EXERCISE INSTRUCTIONS »
Set down the data below without change, skipping the pictures it holds.

━━━━

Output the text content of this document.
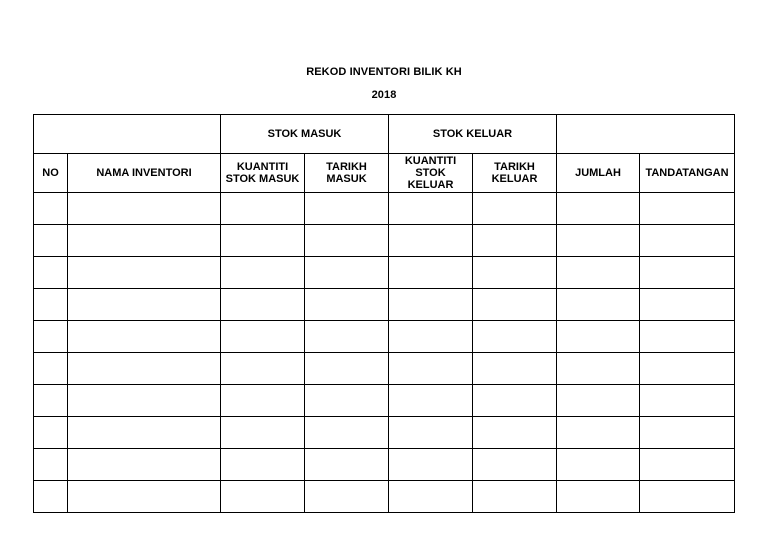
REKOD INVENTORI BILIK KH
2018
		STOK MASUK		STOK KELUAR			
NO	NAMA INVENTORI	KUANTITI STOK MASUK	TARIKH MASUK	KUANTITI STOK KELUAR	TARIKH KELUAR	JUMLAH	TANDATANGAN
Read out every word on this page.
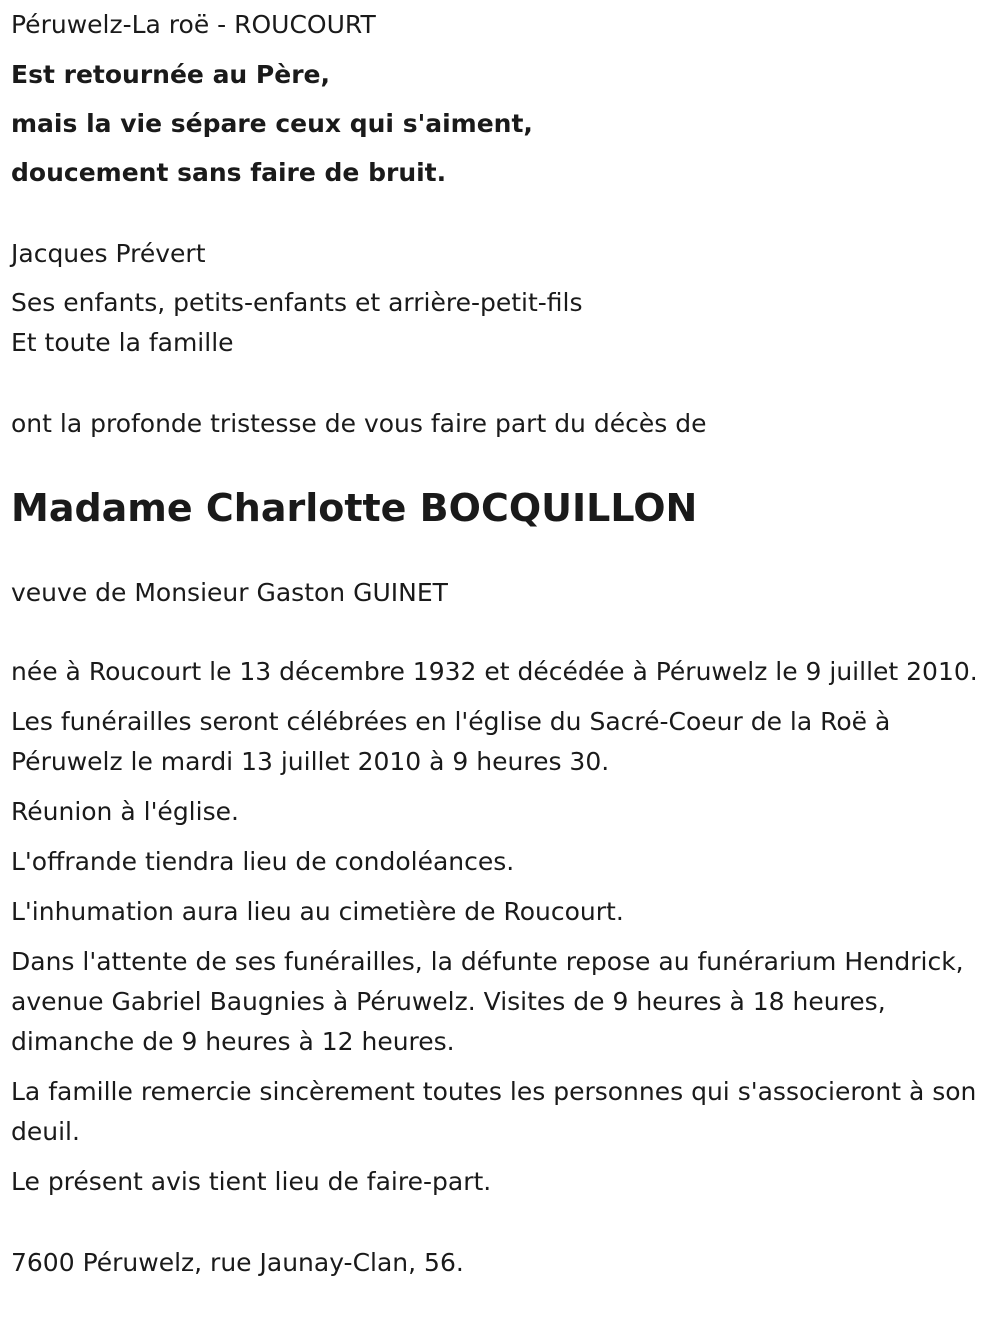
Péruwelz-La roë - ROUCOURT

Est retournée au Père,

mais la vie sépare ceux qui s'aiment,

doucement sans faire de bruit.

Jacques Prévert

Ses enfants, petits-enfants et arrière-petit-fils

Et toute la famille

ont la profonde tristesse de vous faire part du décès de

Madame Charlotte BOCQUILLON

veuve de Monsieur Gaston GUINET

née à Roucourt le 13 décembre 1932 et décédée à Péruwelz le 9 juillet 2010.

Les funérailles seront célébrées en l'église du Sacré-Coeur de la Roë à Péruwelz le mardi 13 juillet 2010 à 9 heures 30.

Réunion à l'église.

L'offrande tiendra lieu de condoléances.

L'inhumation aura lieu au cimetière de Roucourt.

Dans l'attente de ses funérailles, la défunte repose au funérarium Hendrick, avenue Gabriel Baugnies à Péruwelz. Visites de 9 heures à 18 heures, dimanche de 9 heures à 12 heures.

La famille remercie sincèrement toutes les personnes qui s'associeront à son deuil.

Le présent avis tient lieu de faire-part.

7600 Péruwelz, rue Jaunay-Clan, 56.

━━━━

TASK SOLUTION »
Output the text content of this document.
REKOD INVENTORI BILIK KH
2018
		STOK MASUK		STOK KELUAR			
NO	NAMA INVENTORI	KUANTITI STOK MASUK	TARIKH MASUK	KUANTITI STOK KELUAR	TARIKH KELUAR	JUMLAH	TANDATANGAN
Read out every word on this page.
Péruwelz-La roë - ROUCOURT

Est retournée au Père,

mais la vie sépare ceux qui s'aiment,

doucement sans faire de bruit.

Jacques Prévert

Ses enfants, petits-enfants et arrière-petit-fils

Et toute la famille

ont la profonde tristesse de vous faire part du décès de

Madame Charlotte BOCQUILLON

veuve de Monsieur Gaston GUINET

née à Roucourt le 13 décembre 1932 et décédée à Péruwelz le 9 juillet 2010.

Les funérailles seront célébrées en l'église du Sacré-Coeur de la Roë à Péruwelz le mardi 13 juillet 2010 à 9 heures 30.

Réunion à l'église.

L'offrande tiendra lieu de condoléances.

L'inhumation aura lieu au cimetière de Roucourt.

Dans l'attente de ses funérailles, la défunte repose au funérarium Hendrick, avenue Gabriel Baugnies à Péruwelz. Visites de 9 heures à 18 heures, dimanche de 9 heures à 12 heures.

La famille remercie sincèrement toutes les personnes qui s'associeront à son deuil.

Le présent avis tient lieu de faire-part.

7600 Péruwelz, rue Jaunay-Clan, 56.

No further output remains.